*MATERIAL:*
- - - - - - -

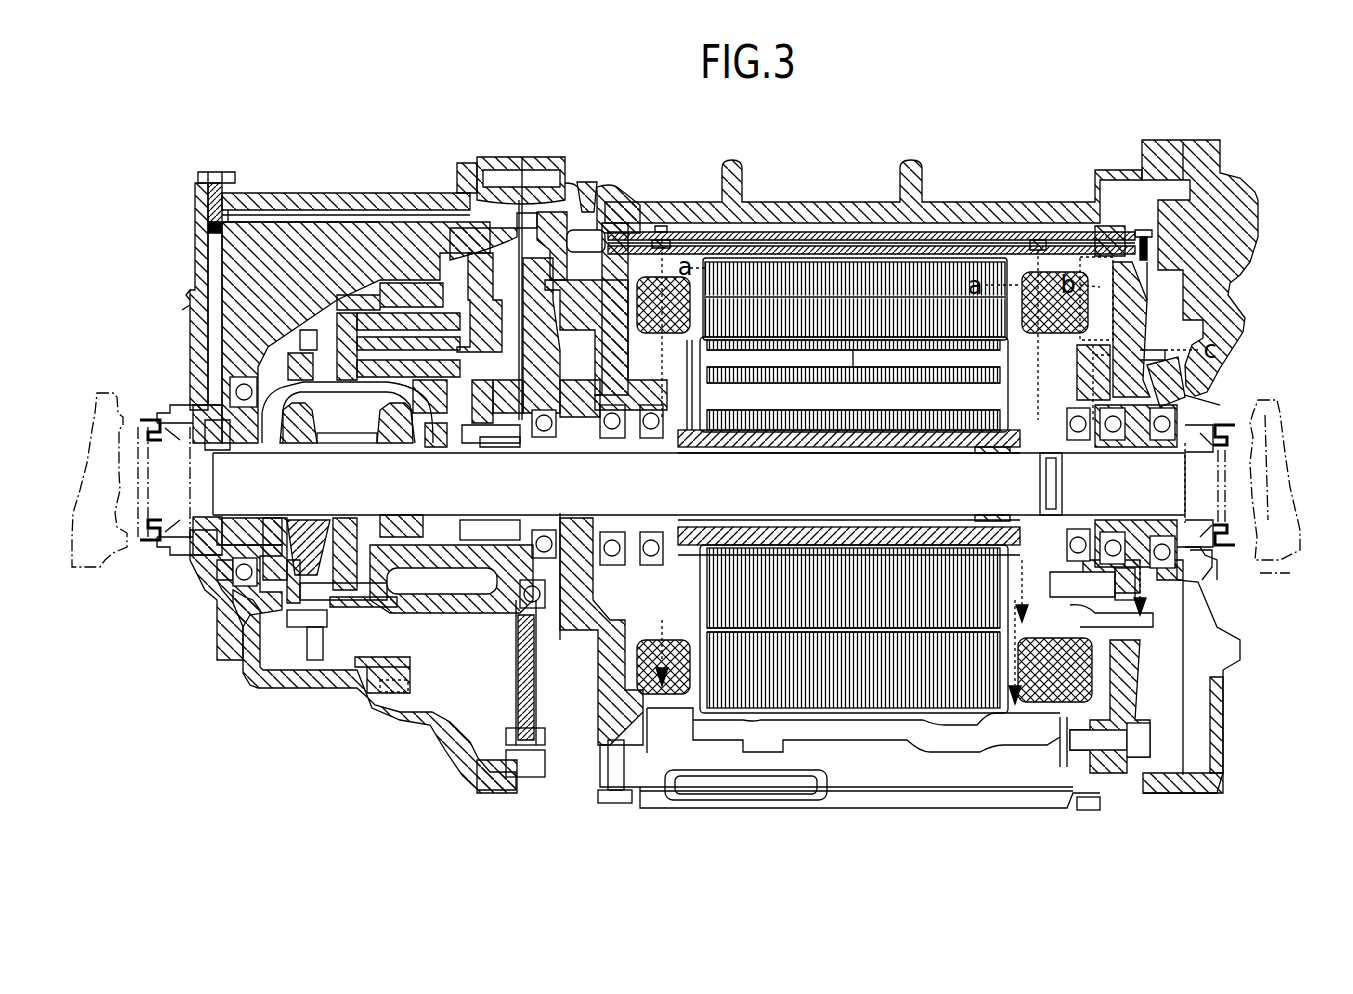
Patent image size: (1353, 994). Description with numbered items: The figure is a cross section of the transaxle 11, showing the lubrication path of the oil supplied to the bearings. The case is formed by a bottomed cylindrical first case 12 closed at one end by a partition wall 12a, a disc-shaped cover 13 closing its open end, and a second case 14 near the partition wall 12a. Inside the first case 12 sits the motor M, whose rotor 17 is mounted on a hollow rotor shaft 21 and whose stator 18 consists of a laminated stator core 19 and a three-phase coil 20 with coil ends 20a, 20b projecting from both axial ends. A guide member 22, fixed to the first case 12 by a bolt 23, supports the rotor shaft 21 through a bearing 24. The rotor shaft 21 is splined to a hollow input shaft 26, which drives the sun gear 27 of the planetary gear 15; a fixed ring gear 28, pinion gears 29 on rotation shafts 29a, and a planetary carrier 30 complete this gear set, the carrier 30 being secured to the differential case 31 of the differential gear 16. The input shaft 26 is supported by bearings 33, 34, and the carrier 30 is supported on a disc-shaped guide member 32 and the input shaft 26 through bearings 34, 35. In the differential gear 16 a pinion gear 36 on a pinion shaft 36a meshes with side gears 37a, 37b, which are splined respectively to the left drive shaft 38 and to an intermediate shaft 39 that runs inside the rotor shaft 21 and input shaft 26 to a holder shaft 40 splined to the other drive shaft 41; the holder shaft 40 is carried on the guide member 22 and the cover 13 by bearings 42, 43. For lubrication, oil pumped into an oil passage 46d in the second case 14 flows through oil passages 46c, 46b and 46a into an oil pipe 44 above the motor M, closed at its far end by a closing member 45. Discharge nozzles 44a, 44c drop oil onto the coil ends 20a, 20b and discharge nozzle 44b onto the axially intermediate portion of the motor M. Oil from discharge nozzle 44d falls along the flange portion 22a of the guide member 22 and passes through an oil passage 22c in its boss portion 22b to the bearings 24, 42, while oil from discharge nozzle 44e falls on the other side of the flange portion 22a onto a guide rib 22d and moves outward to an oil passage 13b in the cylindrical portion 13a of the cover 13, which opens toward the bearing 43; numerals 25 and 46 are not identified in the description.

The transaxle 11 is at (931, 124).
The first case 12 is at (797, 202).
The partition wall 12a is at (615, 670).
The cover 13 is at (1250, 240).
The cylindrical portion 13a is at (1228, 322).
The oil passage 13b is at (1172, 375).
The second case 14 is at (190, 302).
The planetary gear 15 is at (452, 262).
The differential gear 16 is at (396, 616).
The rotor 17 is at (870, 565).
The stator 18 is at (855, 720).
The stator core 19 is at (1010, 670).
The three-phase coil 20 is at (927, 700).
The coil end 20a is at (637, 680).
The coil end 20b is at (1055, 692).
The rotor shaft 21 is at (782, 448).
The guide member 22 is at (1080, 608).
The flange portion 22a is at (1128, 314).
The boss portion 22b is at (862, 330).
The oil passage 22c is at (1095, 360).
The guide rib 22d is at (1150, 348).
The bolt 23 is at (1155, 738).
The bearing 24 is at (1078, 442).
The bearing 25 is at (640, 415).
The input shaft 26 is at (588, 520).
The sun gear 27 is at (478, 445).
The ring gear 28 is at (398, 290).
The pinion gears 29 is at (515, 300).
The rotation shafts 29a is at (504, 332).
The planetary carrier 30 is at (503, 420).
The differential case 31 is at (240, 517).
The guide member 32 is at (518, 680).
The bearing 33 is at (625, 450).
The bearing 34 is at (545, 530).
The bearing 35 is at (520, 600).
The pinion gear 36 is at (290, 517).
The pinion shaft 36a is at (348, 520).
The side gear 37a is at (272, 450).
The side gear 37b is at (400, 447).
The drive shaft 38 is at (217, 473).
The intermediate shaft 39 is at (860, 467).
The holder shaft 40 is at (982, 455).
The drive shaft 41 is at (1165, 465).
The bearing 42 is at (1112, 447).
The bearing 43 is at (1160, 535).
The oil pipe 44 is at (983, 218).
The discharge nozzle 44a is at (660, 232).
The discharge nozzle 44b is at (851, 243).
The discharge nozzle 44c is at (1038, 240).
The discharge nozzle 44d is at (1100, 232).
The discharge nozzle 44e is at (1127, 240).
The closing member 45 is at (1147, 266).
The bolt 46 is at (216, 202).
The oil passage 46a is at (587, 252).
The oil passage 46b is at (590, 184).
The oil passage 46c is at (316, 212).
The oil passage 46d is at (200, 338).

- - - - - - -

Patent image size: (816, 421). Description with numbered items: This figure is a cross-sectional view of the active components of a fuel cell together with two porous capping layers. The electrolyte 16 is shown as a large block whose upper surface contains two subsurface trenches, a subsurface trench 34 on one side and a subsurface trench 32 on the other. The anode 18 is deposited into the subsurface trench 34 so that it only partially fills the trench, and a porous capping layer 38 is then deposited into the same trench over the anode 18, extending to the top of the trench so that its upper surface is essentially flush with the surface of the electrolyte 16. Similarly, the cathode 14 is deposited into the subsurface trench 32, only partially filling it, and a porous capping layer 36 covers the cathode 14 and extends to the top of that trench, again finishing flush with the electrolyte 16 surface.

- - - - - - -

Locate each line in the data above that contains the word "extending" with matching case, and copy those lines.

Patent image size: (816, 421). Description with numbered items: This figure is a cross-sectional view of the active components of a fuel cell together with two porous capping layers. The electrolyte 16 is shown as a large block whose upper surface contains two subsurface trenches, a subsurface trench 34 on one side and a subsurface trench 32 on the other. The anode 18 is deposited into the subsurface trench 34 so that it only partially fills the trench, and a porous capping layer 38 is then deposited into the same trench over the anode 18, extending to the top of the trench so that its upper surface is essentially flush with the surface of the electrolyte 16. Similarly, the cathode 14 is deposited into the subsurface trench 32, only partially filling it, and a porous capping layer 36 covers the cathode 14 and extends to the top of that trench, again finishing flush with the electrolyte 16 surface.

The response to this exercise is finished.